Data entries:
-- BEGIN --
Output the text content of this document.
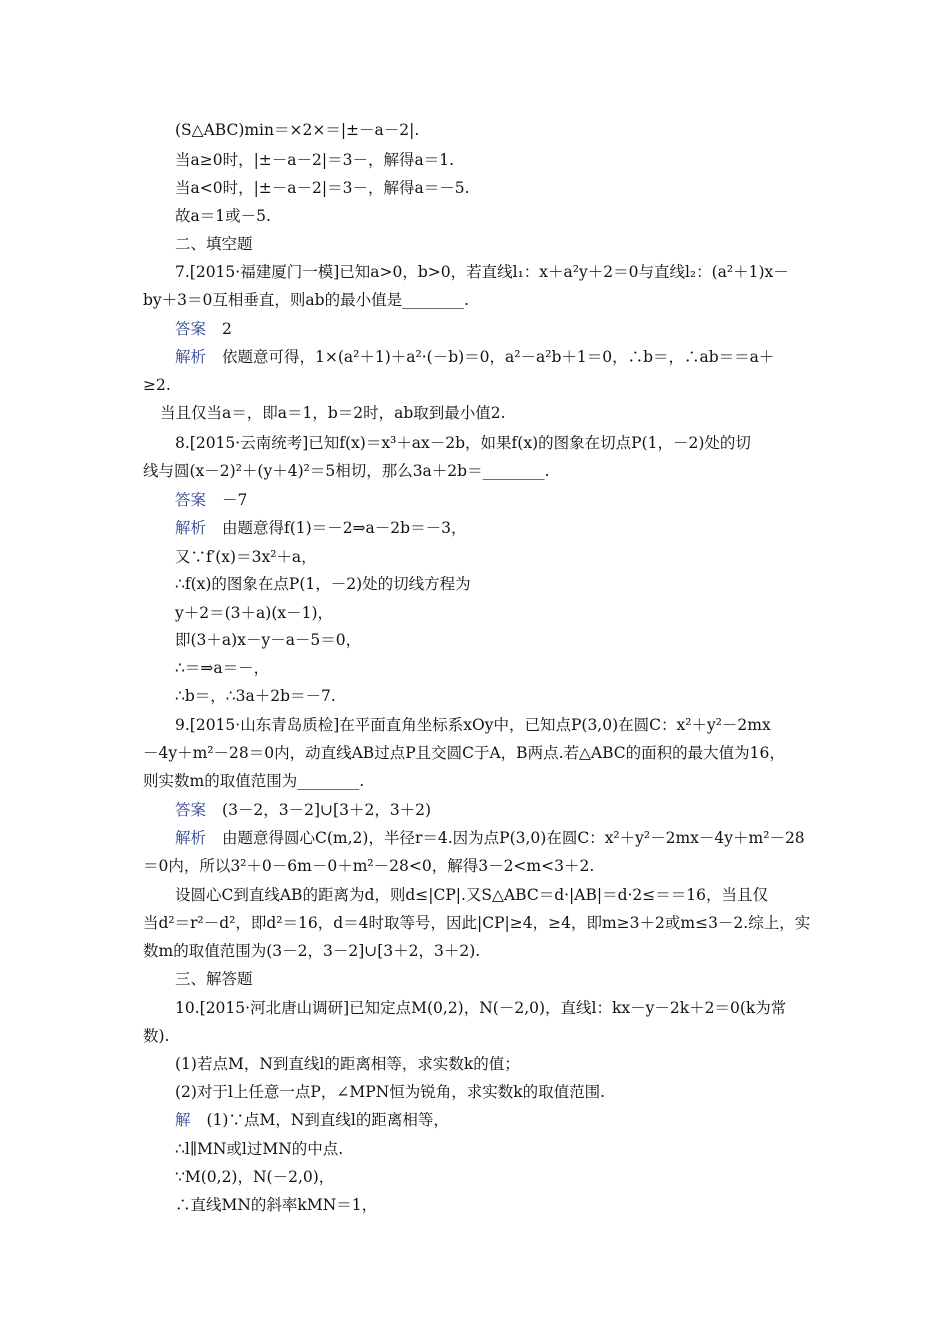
(S△ABC)min＝×2×＝|±－a－2|.
当a≥0时，|±－a－2|＝3－，解得a＝1.
当a<0时，|±－a－2|＝3－，解得a＝－5.
故a＝1或－5.
二、填空题
7.[2015·福建厦门一模]已知a>0，b>0，若直线l₁：x＋a²y＋2＝0与直线l₂：(a²＋1)x－
by＋3＝0互相垂直，则ab的最小值是________.
答案 2
解析 依题意可得，1×(a²＋1)＋a²·(－b)＝0，a²－a²b＋1＝0，∴b＝，∴ab＝＝a＋
≥2.
当且仅当a＝，即a＝1，b＝2时，ab取到最小值2.
8.[2015·云南统考]已知f(x)＝x³＋ax－2b，如果f(x)的图象在切点P(1，－2)处的切
线与圆(x－2)²＋(y＋4)²＝5相切，那么3a＋2b＝________.
答案 －7
解析 由题意得f(1)＝－2⇒a－2b＝－3，
又∵f′(x)＝3x²＋a，
∴f(x)的图象在点P(1，－2)处的切线方程为
y＋2＝(3＋a)(x－1)，
即(3＋a)x－y－a－5＝0，
∴＝⇒a＝－，
∴b＝，∴3a＋2b＝－7.
9.[2015·山东青岛质检]在平面直角坐标系xOy中，已知点P(3,0)在圆C：x²＋y²－2mx
－4y＋m²－28＝0内，动直线AB过点P且交圆C于A，B两点.若△ABC的面积的最大值为16，
则实数m的取值范围为________.
答案 (3－2，3－2]∪[3＋2，3＋2)
解析 由题意得圆心C(m,2)，半径r＝4.因为点P(3,0)在圆C：x²＋y²－2mx－4y＋m²－28
＝0内，所以3²＋0－6m－0＋m²－28<0，解得3－2<m<3＋2.
设圆心C到直线AB的距离为d，则d≤|CP|.又S△ABC＝d·|AB|＝d·2≤＝＝16，当且仅
当d²＝r²－d²，即d²＝16，d＝4时取等号，因此|CP|≥4，≥4，即m≥3＋2或m≤3－2.综上，实
数m的取值范围为(3－2，3－2]∪[3＋2，3＋2).
三、解答题
10.[2015·河北唐山调研]已知定点M(0,2)，N(－2,0)，直线l：kx－y－2k＋2＝0(k为常
数).
(1)若点M，N到直线l的距离相等，求实数k的值；
(2)对于l上任意一点P，∠MPN恒为锐角，求实数k的取值范围.
解 (1)∵点M，N到直线l的距离相等，
∴l∥MN或l过MN的中点.
∵M(0,2)，N(－2,0)，
∴直线MN的斜率kMN＝1，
-- END --
▶ [PROBLEM STATEMENT]: Omit every picture, then repeat the remaining data exactly as it appears above.

▶ [WORKED SOLUTION]:
Output the text content of this document.
(S△ABC)min＝×2×＝|±－a－2|.
当a≥0时，|±－a－2|＝3－，解得a＝1.
当a<0时，|±－a－2|＝3－，解得a＝－5.
故a＝1或－5.
二、填空题
7.[2015·福建厦门一模]已知a>0，b>0，若直线l₁：x＋a²y＋2＝0与直线l₂：(a²＋1)x－
by＋3＝0互相垂直，则ab的最小值是________.
答案 2
解析 依题意可得，1×(a²＋1)＋a²·(－b)＝0，a²－a²b＋1＝0，∴b＝，∴ab＝＝a＋
≥2.
当且仅当a＝，即a＝1，b＝2时，ab取到最小值2.
8.[2015·云南统考]已知f(x)＝x³＋ax－2b，如果f(x)的图象在切点P(1，－2)处的切
线与圆(x－2)²＋(y＋4)²＝5相切，那么3a＋2b＝________.
答案 －7
解析 由题意得f(1)＝－2⇒a－2b＝－3，
又∵f′(x)＝3x²＋a，
∴f(x)的图象在点P(1，－2)处的切线方程为
y＋2＝(3＋a)(x－1)，
即(3＋a)x－y－a－5＝0，
∴＝⇒a＝－，
∴b＝，∴3a＋2b＝－7.
9.[2015·山东青岛质检]在平面直角坐标系xOy中，已知点P(3,0)在圆C：x²＋y²－2mx
－4y＋m²－28＝0内，动直线AB过点P且交圆C于A，B两点.若△ABC的面积的最大值为16，
则实数m的取值范围为________.
答案 (3－2，3－2]∪[3＋2，3＋2)
解析 由题意得圆心C(m,2)，半径r＝4.因为点P(3,0)在圆C：x²＋y²－2mx－4y＋m²－28
＝0内，所以3²＋0－6m－0＋m²－28<0，解得3－2<m<3＋2.
设圆心C到直线AB的距离为d，则d≤|CP|.又S△ABC＝d·|AB|＝d·2≤＝＝16，当且仅
当d²＝r²－d²，即d²＝16，d＝4时取等号，因此|CP|≥4，≥4，即m≥3＋2或m≤3－2.综上，实
数m的取值范围为(3－2，3－2]∪[3＋2，3＋2).
三、解答题
10.[2015·河北唐山调研]已知定点M(0,2)，N(－2,0)，直线l：kx－y－2k＋2＝0(k为常
数).
(1)若点M，N到直线l的距离相等，求实数k的值；
(2)对于l上任意一点P，∠MPN恒为锐角，求实数k的取值范围.
解 (1)∵点M，N到直线l的距离相等，
∴l∥MN或l过MN的中点.
∵M(0,2)，N(－2,0)，
∴直线MN的斜率kMN＝1，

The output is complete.